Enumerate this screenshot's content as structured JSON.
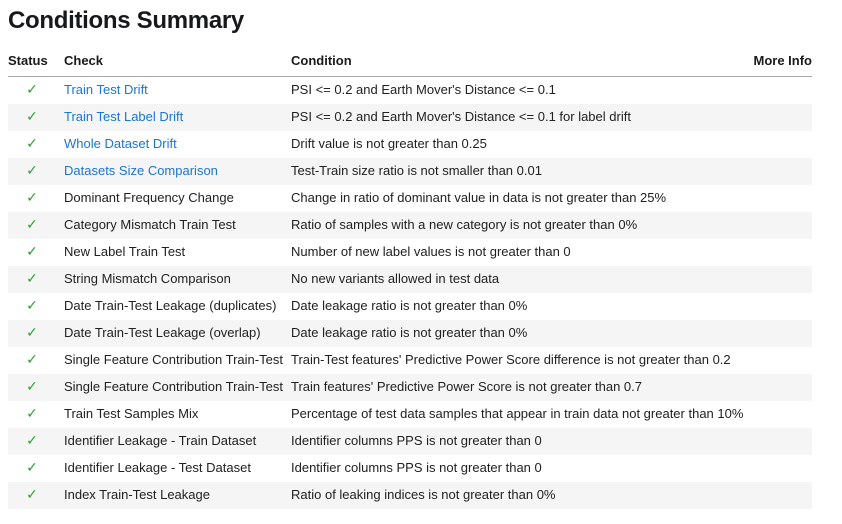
{
  "page": {
    "title": "Conditions Summary"
  },
  "colors": {
    "link_blue": "#1976d2",
    "status_pass_green": "#2aa32a",
    "row_stripe": "#f5f5f5",
    "header_border": "#a8a8a8"
  },
  "table": {
    "status_pass_icon": "✓",
    "columns": [
      {
        "key": "status",
        "label": "Status"
      },
      {
        "key": "check",
        "label": "Check"
      },
      {
        "key": "condition",
        "label": "Condition"
      },
      {
        "key": "more_info",
        "label": "More Info"
      }
    ],
    "rows": [
      {
        "status": "pass",
        "check": "Train Test Drift",
        "is_link": true,
        "condition": "PSI <= 0.2 and Earth Mover's Distance <= 0.1",
        "more_info": ""
      },
      {
        "status": "pass",
        "check": "Train Test Label Drift",
        "is_link": true,
        "condition": "PSI <= 0.2 and Earth Mover's Distance <= 0.1 for label drift",
        "more_info": ""
      },
      {
        "status": "pass",
        "check": "Whole Dataset Drift",
        "is_link": true,
        "condition": "Drift value is not greater than 0.25",
        "more_info": ""
      },
      {
        "status": "pass",
        "check": "Datasets Size Comparison",
        "is_link": true,
        "condition": "Test-Train size ratio is not smaller than 0.01",
        "more_info": ""
      },
      {
        "status": "pass",
        "check": "Dominant Frequency Change",
        "is_link": false,
        "condition": "Change in ratio of dominant value in data is not greater than 25%",
        "more_info": ""
      },
      {
        "status": "pass",
        "check": "Category Mismatch Train Test",
        "is_link": false,
        "condition": "Ratio of samples with a new category is not greater than 0%",
        "more_info": ""
      },
      {
        "status": "pass",
        "check": "New Label Train Test",
        "is_link": false,
        "condition": "Number of new label values is not greater than 0",
        "more_info": ""
      },
      {
        "status": "pass",
        "check": "String Mismatch Comparison",
        "is_link": false,
        "condition": "No new variants allowed in test data",
        "more_info": ""
      },
      {
        "status": "pass",
        "check": "Date Train-Test Leakage (duplicates)",
        "is_link": false,
        "condition": "Date leakage ratio is not greater than 0%",
        "more_info": ""
      },
      {
        "status": "pass",
        "check": "Date Train-Test Leakage (overlap)",
        "is_link": false,
        "condition": "Date leakage ratio is not greater than 0%",
        "more_info": ""
      },
      {
        "status": "pass",
        "check": "Single Feature Contribution Train-Test",
        "is_link": false,
        "condition": "Train-Test features' Predictive Power Score difference is not greater than 0.2",
        "more_info": ""
      },
      {
        "status": "pass",
        "check": "Single Feature Contribution Train-Test",
        "is_link": false,
        "condition": "Train features' Predictive Power Score is not greater than 0.7",
        "more_info": ""
      },
      {
        "status": "pass",
        "check": "Train Test Samples Mix",
        "is_link": false,
        "condition": "Percentage of test data samples that appear in train data not greater than 10%",
        "more_info": ""
      },
      {
        "status": "pass",
        "check": "Identifier Leakage - Train Dataset",
        "is_link": false,
        "condition": "Identifier columns PPS is not greater than 0",
        "more_info": ""
      },
      {
        "status": "pass",
        "check": "Identifier Leakage - Test Dataset",
        "is_link": false,
        "condition": "Identifier columns PPS is not greater than 0",
        "more_info": ""
      },
      {
        "status": "pass",
        "check": "Index Train-Test Leakage",
        "is_link": false,
        "condition": "Ratio of leaking indices is not greater than 0%",
        "more_info": ""
      }
    ]
  }
}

YOUR OBJECTIVE ->
Without the pictures, print the records in full, exactly as they appear.

COMPLETED TASK ->
Enumerate this screenshot's content as structured JSON.
{
  "page": {
    "title": "Conditions Summary"
  },
  "colors": {
    "link_blue": "#1976d2",
    "status_pass_green": "#2aa32a",
    "row_stripe": "#f5f5f5",
    "header_border": "#a8a8a8"
  },
  "table": {
    "status_pass_icon": "✓",
    "columns": [
      {
        "key": "status",
        "label": "Status"
      },
      {
        "key": "check",
        "label": "Check"
      },
      {
        "key": "condition",
        "label": "Condition"
      },
      {
        "key": "more_info",
        "label": "More Info"
      }
    ],
    "rows": [
      {
        "status": "pass",
        "check": "Train Test Drift",
        "is_link": true,
        "condition": "PSI <= 0.2 and Earth Mover's Distance <= 0.1",
        "more_info": ""
      },
      {
        "status": "pass",
        "check": "Train Test Label Drift",
        "is_link": true,
        "condition": "PSI <= 0.2 and Earth Mover's Distance <= 0.1 for label drift",
        "more_info": ""
      },
      {
        "status": "pass",
        "check": "Whole Dataset Drift",
        "is_link": true,
        "condition": "Drift value is not greater than 0.25",
        "more_info": ""
      },
      {
        "status": "pass",
        "check": "Datasets Size Comparison",
        "is_link": true,
        "condition": "Test-Train size ratio is not smaller than 0.01",
        "more_info": ""
      },
      {
        "status": "pass",
        "check": "Dominant Frequency Change",
        "is_link": false,
        "condition": "Change in ratio of dominant value in data is not greater than 25%",
        "more_info": ""
      },
      {
        "status": "pass",
        "check": "Category Mismatch Train Test",
        "is_link": false,
        "condition": "Ratio of samples with a new category is not greater than 0%",
        "more_info": ""
      },
      {
        "status": "pass",
        "check": "New Label Train Test",
        "is_link": false,
        "condition": "Number of new label values is not greater than 0",
        "more_info": ""
      },
      {
        "status": "pass",
        "check": "String Mismatch Comparison",
        "is_link": false,
        "condition": "No new variants allowed in test data",
        "more_info": ""
      },
      {
        "status": "pass",
        "check": "Date Train-Test Leakage (duplicates)",
        "is_link": false,
        "condition": "Date leakage ratio is not greater than 0%",
        "more_info": ""
      },
      {
        "status": "pass",
        "check": "Date Train-Test Leakage (overlap)",
        "is_link": false,
        "condition": "Date leakage ratio is not greater than 0%",
        "more_info": ""
      },
      {
        "status": "pass",
        "check": "Single Feature Contribution Train-Test",
        "is_link": false,
        "condition": "Train-Test features' Predictive Power Score difference is not greater than 0.2",
        "more_info": ""
      },
      {
        "status": "pass",
        "check": "Single Feature Contribution Train-Test",
        "is_link": false,
        "condition": "Train features' Predictive Power Score is not greater than 0.7",
        "more_info": ""
      },
      {
        "status": "pass",
        "check": "Train Test Samples Mix",
        "is_link": false,
        "condition": "Percentage of test data samples that appear in train data not greater than 10%",
        "more_info": ""
      },
      {
        "status": "pass",
        "check": "Identifier Leakage - Train Dataset",
        "is_link": false,
        "condition": "Identifier columns PPS is not greater than 0",
        "more_info": ""
      },
      {
        "status": "pass",
        "check": "Identifier Leakage - Test Dataset",
        "is_link": false,
        "condition": "Identifier columns PPS is not greater than 0",
        "more_info": ""
      },
      {
        "status": "pass",
        "check": "Index Train-Test Leakage",
        "is_link": false,
        "condition": "Ratio of leaking indices is not greater than 0%",
        "more_info": ""
      }
    ]
  }
}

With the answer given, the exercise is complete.